[Records from a collection]
┏━━

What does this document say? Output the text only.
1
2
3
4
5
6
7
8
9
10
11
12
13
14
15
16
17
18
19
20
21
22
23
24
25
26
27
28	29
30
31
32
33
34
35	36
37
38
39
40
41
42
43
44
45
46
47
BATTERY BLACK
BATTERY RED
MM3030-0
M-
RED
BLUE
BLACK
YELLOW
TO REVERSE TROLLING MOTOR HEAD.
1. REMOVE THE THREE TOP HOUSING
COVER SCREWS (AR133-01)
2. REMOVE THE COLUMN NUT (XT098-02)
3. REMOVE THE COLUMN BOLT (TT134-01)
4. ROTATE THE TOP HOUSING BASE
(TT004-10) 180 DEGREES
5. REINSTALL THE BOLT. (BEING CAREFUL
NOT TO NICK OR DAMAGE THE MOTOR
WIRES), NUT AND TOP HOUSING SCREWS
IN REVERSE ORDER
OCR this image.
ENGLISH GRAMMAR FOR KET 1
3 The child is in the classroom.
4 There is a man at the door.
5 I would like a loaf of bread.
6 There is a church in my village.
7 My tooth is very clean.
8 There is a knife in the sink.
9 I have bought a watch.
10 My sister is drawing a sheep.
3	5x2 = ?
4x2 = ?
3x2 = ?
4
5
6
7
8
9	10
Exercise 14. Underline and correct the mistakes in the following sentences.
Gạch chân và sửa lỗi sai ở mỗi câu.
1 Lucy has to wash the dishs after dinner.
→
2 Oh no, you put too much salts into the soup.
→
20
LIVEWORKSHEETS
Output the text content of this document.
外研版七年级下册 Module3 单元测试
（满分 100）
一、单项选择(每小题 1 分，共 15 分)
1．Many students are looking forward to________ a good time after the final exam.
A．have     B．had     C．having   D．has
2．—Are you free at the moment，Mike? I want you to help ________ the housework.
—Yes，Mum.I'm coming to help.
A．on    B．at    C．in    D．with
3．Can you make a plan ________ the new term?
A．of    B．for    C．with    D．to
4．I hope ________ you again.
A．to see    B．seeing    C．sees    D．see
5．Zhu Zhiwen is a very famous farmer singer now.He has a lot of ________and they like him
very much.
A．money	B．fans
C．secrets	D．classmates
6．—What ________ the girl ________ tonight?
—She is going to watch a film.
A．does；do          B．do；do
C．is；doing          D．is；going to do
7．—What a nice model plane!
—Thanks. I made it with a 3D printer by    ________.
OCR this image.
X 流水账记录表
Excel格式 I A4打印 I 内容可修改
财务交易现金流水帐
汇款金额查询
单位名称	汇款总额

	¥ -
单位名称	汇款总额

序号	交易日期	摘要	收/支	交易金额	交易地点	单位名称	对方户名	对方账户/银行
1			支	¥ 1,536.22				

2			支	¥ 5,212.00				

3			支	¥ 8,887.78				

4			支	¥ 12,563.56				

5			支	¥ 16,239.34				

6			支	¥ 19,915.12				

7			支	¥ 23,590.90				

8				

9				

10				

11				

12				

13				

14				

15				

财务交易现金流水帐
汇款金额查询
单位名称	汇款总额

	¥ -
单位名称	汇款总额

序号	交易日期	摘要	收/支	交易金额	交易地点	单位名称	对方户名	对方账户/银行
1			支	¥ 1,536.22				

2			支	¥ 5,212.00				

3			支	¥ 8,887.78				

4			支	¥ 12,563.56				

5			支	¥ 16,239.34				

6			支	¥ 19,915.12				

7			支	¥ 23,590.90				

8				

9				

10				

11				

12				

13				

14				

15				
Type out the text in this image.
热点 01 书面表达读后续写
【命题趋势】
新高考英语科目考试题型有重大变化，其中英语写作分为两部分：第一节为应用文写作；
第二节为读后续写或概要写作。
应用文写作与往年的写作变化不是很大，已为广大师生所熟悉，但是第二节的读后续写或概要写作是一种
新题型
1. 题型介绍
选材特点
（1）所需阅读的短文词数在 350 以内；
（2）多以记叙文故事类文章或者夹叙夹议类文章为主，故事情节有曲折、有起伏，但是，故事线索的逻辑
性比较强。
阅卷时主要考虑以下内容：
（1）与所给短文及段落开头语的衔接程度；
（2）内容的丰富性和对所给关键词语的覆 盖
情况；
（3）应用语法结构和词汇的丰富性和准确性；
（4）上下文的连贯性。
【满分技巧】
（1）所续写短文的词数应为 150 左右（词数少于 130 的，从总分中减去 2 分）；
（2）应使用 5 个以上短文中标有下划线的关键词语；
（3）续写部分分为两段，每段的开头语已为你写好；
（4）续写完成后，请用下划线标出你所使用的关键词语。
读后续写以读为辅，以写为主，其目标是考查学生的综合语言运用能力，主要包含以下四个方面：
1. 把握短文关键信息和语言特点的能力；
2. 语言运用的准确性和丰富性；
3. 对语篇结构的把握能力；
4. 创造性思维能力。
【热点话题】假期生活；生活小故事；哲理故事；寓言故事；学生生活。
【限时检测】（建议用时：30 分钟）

┗━━

STATED GOAL
Pick out the lines that have the word "MOTOR". Copy them all.

SOLUTION BELOW
TO REVERSE TROLLING MOTOR HEAD.
NOT TO NICK OR DAMAGE THE MOTOR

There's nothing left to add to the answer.